START Data records

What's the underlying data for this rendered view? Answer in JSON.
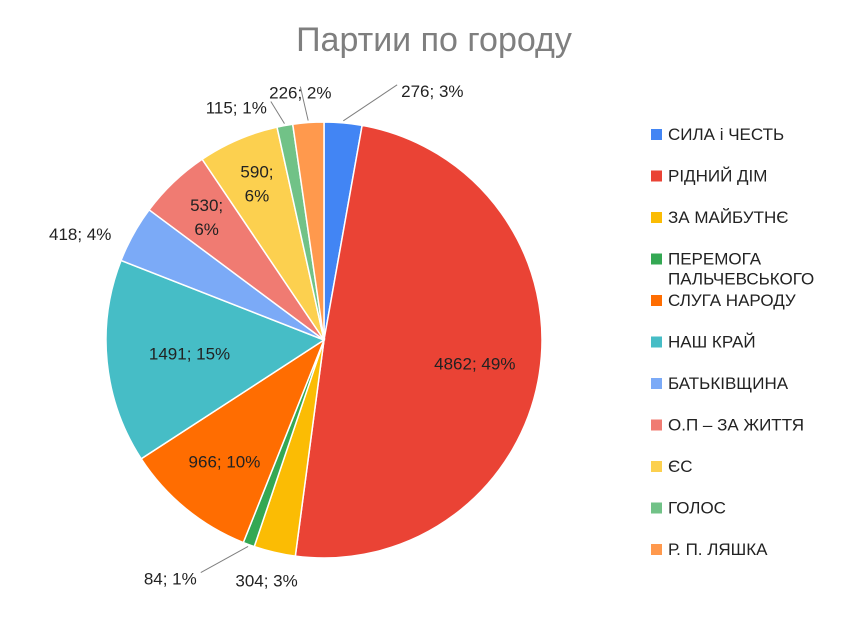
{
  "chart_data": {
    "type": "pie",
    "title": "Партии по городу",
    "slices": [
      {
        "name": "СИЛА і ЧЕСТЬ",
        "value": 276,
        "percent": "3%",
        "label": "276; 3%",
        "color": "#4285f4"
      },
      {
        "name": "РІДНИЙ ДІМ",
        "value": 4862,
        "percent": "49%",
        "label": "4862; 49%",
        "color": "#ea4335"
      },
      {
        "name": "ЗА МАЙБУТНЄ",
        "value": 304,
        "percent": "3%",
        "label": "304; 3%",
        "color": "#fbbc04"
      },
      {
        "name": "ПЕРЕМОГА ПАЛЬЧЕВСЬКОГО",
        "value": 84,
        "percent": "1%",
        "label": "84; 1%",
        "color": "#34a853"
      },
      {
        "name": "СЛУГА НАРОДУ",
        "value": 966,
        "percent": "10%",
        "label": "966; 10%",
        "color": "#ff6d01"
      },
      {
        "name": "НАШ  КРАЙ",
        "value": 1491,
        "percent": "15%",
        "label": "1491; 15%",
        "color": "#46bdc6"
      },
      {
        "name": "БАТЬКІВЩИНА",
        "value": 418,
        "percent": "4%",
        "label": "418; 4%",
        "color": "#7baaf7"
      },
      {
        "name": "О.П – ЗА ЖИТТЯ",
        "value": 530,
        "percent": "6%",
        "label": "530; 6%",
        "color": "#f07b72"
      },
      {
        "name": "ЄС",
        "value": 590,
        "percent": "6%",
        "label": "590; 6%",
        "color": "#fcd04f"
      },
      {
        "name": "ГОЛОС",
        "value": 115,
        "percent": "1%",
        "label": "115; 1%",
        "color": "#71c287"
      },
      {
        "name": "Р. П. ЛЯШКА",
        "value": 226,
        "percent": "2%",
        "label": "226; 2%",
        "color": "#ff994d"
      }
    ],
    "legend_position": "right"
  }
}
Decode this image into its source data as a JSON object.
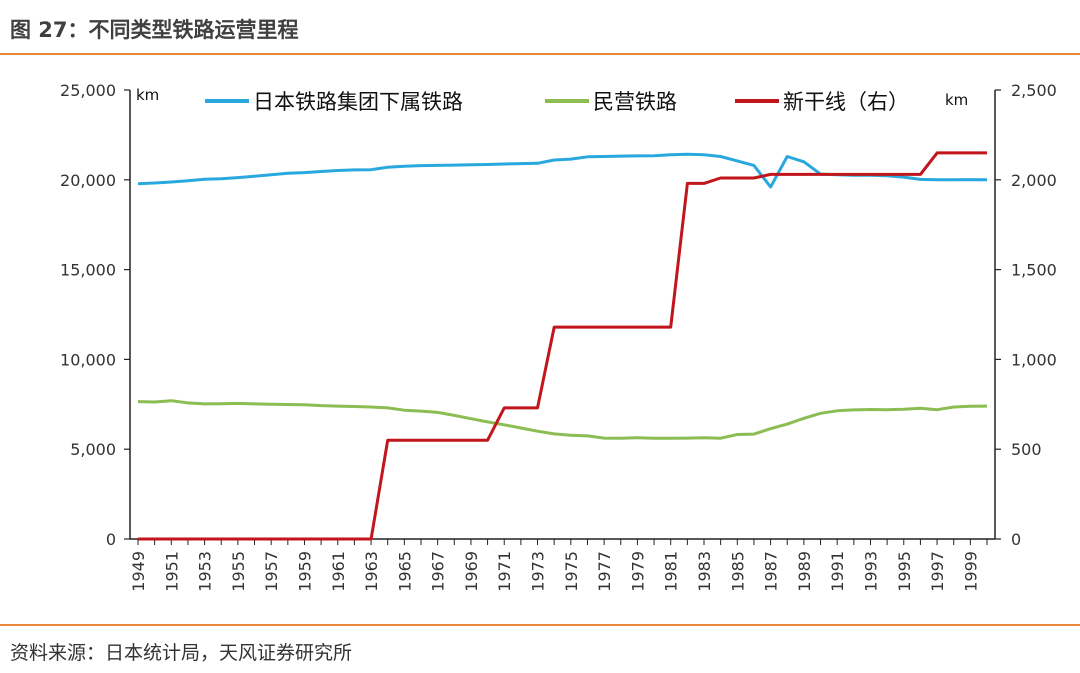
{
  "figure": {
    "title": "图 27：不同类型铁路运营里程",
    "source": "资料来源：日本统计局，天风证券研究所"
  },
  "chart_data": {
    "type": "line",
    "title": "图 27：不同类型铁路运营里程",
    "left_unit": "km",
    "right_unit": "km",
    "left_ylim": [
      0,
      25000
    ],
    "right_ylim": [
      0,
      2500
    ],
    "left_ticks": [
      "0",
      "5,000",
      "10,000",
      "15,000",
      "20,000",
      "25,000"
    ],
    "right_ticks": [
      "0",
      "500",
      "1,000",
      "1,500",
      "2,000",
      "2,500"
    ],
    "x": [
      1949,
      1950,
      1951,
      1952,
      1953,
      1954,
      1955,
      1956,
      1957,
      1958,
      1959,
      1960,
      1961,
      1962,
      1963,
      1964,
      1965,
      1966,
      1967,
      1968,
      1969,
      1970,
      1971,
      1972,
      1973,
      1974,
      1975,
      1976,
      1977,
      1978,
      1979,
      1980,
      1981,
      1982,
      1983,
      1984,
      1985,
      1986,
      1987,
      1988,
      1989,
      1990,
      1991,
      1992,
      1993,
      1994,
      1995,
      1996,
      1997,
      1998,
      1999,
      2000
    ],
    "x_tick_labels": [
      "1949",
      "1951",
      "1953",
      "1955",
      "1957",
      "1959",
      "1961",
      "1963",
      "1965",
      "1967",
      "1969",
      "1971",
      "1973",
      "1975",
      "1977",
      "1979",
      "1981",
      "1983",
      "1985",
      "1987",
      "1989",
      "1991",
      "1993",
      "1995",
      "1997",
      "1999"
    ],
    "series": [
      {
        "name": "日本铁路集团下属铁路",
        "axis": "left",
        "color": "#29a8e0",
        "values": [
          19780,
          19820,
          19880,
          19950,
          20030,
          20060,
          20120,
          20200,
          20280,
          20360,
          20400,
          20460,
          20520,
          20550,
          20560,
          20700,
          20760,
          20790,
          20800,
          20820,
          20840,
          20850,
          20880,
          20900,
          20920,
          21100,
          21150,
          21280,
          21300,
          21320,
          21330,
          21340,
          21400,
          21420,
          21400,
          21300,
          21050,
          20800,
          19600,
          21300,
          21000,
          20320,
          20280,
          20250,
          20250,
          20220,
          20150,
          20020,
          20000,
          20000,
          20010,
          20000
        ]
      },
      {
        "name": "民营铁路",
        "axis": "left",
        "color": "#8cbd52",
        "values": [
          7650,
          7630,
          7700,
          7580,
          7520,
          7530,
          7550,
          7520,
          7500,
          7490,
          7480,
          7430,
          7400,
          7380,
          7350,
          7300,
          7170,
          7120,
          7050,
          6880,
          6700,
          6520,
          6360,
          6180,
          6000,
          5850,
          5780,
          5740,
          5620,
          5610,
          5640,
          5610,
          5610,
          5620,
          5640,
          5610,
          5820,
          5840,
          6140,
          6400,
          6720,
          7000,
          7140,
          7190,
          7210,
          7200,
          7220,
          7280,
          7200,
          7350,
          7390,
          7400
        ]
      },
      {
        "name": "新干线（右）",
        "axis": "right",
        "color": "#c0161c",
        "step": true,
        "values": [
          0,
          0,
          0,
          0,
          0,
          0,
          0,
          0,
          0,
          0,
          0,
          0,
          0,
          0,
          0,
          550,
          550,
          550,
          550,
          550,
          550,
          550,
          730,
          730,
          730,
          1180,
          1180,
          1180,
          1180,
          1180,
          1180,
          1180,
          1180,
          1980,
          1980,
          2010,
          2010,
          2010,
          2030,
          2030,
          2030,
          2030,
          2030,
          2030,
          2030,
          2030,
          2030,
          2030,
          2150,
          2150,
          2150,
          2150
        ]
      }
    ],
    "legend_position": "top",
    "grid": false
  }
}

END Data records

» What you will do
Copy every line of the listing where the word "JSON" appears.

» Exercise response
What's the underlying data for this rendered view? Answer in JSON.
Decode this image into its source data as a JSON object.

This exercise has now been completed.